■ **Task directions**
Read the listing and extract each line that includes the word "Sangoma".

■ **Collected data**
## Begin

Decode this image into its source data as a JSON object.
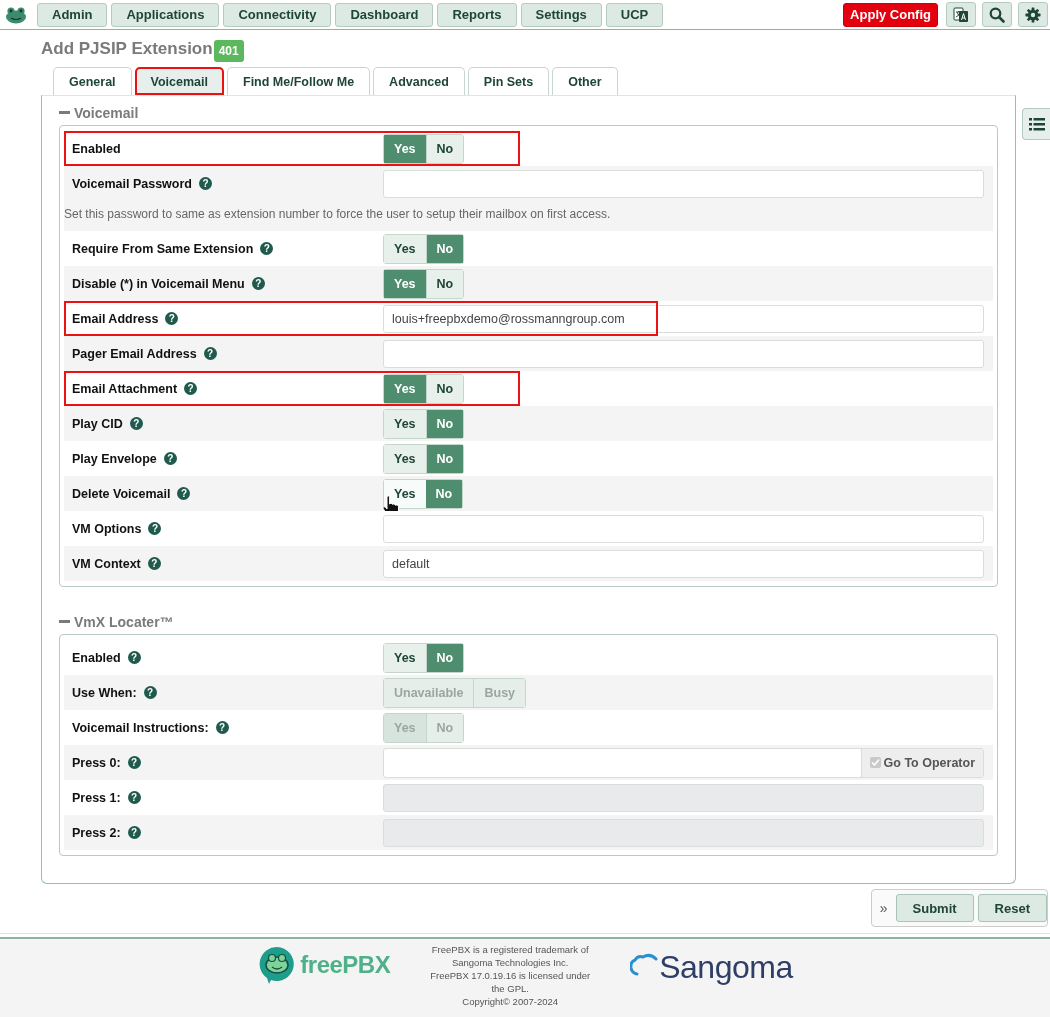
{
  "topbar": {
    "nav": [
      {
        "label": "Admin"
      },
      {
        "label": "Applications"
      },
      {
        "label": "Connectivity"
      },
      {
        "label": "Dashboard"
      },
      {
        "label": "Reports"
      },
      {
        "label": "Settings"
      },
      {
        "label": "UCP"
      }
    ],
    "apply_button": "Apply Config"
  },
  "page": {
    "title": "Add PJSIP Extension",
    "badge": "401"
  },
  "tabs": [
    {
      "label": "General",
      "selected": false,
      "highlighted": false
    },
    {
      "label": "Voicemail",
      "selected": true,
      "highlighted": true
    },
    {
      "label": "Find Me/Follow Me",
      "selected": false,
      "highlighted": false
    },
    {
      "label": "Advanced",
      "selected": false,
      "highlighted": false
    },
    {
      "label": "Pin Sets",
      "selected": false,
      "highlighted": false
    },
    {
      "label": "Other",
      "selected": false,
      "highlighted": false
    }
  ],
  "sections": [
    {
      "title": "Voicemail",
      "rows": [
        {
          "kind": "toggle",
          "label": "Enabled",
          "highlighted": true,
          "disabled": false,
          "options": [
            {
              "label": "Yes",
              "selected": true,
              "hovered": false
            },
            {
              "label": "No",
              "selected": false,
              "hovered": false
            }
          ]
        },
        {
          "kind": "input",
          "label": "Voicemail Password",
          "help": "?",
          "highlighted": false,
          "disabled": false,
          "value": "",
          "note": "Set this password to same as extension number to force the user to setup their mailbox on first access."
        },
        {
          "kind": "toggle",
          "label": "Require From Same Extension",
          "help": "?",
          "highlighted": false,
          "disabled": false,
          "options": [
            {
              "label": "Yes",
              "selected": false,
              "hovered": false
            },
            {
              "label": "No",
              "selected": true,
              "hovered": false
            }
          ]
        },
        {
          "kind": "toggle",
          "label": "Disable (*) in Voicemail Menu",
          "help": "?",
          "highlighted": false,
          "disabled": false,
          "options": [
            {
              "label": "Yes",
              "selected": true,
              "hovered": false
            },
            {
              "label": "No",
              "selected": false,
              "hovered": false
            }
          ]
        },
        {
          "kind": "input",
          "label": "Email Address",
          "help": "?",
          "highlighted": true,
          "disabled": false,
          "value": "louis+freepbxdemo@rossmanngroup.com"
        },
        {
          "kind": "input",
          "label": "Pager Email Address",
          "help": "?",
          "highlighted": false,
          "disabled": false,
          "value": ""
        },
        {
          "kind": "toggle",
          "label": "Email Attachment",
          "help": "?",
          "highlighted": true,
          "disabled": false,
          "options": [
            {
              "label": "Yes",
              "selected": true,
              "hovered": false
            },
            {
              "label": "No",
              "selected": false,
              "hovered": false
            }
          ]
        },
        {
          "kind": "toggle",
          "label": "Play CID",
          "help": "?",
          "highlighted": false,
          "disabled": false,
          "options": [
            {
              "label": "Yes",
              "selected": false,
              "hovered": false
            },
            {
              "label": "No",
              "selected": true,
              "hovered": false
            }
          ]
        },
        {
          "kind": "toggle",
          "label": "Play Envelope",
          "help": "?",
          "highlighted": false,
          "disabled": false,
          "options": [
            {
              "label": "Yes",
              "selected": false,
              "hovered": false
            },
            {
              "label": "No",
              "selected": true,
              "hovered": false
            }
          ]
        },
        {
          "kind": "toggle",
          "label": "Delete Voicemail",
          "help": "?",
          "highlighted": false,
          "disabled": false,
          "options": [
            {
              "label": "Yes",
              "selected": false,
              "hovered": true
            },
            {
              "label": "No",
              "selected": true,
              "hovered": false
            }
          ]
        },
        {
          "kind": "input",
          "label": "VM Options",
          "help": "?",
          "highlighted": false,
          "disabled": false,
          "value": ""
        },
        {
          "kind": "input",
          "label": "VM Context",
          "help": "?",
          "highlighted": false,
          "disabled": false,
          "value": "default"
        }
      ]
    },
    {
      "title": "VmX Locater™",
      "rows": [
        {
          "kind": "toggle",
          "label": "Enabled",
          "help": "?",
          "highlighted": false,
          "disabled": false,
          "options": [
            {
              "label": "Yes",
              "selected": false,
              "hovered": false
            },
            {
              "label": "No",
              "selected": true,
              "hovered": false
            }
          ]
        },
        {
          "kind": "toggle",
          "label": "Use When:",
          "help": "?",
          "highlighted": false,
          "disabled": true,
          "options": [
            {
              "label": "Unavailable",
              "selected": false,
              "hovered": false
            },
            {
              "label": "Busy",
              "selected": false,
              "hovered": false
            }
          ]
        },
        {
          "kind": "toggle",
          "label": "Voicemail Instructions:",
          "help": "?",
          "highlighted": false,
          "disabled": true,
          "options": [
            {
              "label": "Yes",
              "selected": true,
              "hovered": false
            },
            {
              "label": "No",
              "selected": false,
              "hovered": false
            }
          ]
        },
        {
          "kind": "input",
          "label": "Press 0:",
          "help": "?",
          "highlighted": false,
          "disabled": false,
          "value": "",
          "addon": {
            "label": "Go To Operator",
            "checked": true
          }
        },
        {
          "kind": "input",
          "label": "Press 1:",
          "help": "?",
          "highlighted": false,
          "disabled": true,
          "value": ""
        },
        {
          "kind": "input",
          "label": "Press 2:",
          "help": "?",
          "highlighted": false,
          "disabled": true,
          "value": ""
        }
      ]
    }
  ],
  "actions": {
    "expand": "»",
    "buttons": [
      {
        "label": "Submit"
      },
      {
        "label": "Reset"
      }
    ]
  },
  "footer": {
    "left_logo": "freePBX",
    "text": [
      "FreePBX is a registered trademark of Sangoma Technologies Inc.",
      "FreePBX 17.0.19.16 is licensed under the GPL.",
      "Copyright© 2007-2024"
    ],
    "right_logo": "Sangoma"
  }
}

## End
## Begin

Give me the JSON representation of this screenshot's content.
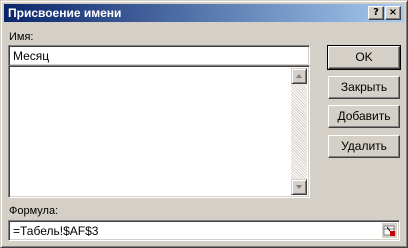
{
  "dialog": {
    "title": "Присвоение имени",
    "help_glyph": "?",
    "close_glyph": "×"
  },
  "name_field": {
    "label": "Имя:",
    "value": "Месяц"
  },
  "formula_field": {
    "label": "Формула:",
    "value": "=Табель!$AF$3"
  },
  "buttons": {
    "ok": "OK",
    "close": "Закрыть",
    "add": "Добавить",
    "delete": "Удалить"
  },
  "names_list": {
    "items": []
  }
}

## End

■ **Reply to the task**
      "FreePBX is a registered trademark of Sangoma Technologies Inc.",
    "right_logo": "Sangoma"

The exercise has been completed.